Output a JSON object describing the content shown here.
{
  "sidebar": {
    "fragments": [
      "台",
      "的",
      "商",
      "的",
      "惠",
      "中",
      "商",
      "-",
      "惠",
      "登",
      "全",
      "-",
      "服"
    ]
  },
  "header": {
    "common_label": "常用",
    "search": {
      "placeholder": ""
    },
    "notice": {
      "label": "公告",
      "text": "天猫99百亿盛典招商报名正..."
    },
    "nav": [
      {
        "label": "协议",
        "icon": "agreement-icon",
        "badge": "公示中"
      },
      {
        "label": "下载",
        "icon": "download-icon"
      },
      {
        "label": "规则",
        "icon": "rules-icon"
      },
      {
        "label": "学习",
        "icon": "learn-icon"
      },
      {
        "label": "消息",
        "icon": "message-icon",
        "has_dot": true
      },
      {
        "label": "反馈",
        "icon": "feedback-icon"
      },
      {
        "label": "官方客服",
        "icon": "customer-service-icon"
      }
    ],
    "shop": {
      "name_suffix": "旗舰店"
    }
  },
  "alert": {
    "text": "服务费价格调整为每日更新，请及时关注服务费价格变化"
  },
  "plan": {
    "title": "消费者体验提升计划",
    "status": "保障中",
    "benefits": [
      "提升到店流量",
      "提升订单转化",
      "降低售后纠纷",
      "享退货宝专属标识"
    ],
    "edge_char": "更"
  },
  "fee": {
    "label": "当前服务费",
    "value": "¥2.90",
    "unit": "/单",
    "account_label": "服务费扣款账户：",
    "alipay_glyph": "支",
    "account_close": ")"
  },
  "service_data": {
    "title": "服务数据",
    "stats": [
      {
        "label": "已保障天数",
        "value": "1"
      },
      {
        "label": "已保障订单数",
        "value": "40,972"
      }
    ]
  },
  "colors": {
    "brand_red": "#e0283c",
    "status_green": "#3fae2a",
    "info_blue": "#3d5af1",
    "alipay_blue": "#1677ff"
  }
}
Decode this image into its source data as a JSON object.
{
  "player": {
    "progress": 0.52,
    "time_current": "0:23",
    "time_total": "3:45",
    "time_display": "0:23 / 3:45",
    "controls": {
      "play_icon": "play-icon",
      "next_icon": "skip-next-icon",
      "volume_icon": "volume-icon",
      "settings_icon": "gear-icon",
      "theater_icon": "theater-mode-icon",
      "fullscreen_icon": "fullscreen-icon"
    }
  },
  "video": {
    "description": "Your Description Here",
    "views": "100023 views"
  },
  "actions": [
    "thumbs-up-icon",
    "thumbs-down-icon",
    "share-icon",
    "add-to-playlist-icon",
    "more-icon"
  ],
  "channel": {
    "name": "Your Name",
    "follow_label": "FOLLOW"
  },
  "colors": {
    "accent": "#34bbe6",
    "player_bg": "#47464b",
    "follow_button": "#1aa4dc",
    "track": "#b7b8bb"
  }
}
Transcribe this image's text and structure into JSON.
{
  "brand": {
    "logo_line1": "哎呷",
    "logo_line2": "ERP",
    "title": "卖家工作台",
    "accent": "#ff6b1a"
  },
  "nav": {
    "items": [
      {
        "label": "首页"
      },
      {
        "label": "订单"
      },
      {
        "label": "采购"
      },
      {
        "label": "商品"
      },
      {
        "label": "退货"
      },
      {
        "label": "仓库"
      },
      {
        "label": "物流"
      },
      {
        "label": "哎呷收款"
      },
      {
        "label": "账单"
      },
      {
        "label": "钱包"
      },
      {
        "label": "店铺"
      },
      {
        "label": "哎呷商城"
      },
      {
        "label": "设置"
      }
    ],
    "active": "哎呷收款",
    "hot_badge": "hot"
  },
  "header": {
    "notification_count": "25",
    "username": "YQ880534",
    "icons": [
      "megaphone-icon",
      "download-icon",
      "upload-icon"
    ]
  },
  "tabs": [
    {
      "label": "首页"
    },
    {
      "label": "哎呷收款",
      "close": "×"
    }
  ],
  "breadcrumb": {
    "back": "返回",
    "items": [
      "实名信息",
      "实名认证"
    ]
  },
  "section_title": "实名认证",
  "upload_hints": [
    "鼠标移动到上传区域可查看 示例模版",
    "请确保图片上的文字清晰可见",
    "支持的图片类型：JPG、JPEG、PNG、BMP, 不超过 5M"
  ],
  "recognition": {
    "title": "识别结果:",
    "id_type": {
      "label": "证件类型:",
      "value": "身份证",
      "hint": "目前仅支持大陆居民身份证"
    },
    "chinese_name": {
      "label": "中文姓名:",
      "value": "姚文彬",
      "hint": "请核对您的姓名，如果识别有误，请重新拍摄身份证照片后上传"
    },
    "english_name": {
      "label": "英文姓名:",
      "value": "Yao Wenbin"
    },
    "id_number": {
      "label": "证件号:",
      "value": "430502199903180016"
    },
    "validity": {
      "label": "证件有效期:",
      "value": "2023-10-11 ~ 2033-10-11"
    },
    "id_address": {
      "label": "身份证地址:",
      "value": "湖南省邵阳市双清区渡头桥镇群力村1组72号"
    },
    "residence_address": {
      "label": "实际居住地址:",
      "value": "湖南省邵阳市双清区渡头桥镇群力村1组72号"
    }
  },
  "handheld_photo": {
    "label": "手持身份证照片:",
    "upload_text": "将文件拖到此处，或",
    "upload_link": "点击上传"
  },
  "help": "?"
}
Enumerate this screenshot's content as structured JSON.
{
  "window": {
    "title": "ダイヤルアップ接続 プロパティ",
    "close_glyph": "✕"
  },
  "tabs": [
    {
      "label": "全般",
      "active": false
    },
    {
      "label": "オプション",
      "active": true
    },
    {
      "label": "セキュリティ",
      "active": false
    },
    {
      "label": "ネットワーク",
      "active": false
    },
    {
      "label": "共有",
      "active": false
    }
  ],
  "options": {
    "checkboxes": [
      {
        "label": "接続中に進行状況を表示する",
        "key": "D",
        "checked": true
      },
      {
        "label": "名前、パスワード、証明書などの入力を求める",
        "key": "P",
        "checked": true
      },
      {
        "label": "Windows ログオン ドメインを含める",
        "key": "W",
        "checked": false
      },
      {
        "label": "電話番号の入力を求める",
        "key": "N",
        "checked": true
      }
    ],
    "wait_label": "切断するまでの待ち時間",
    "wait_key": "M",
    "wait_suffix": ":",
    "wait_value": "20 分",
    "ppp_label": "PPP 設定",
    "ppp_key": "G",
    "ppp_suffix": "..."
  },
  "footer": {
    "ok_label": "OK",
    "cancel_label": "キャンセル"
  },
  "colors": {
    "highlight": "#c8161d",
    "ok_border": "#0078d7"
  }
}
-=-=-=-=-
- Task objective
Quote the lines of the listing above that run from the line with "Enumerate this screenshot's" through its last line, both included, and nothing else.

- Response to this exercise
Enumerate this screenshot's content as structured JSON.
{
  "window": {
    "title": "ダイヤルアップ接続 プロパティ",
    "close_glyph": "✕"
  },
  "tabs": [
    {
      "label": "全般",
      "active": false
    },
    {
      "label": "オプション",
      "active": true
    },
    {
      "label": "セキュリティ",
      "active": false
    },
    {
      "label": "ネットワーク",
      "active": false
    },
    {
      "label": "共有",
      "active": false
    }
  ],
  "options": {
    "checkboxes": [
      {
        "label": "接続中に進行状況を表示する",
        "key": "D",
        "checked": true
      },
      {
        "label": "名前、パスワード、証明書などの入力を求める",
        "key": "P",
        "checked": true
      },
      {
        "label": "Windows ログオン ドメインを含める",
        "key": "W",
        "checked": false
      },
      {
        "label": "電話番号の入力を求める",
        "key": "N",
        "checked": true
      }
    ],
    "wait_label": "切断するまでの待ち時間",
    "wait_key": "M",
    "wait_suffix": ":",
    "wait_value": "20 分",
    "ppp_label": "PPP 設定",
    "ppp_key": "G",
    "ppp_suffix": "..."
  },
  "footer": {
    "ok_label": "OK",
    "cancel_label": "キャンセル"
  },
  "colors": {
    "highlight": "#c8161d",
    "ok_border": "#0078d7"
  }
}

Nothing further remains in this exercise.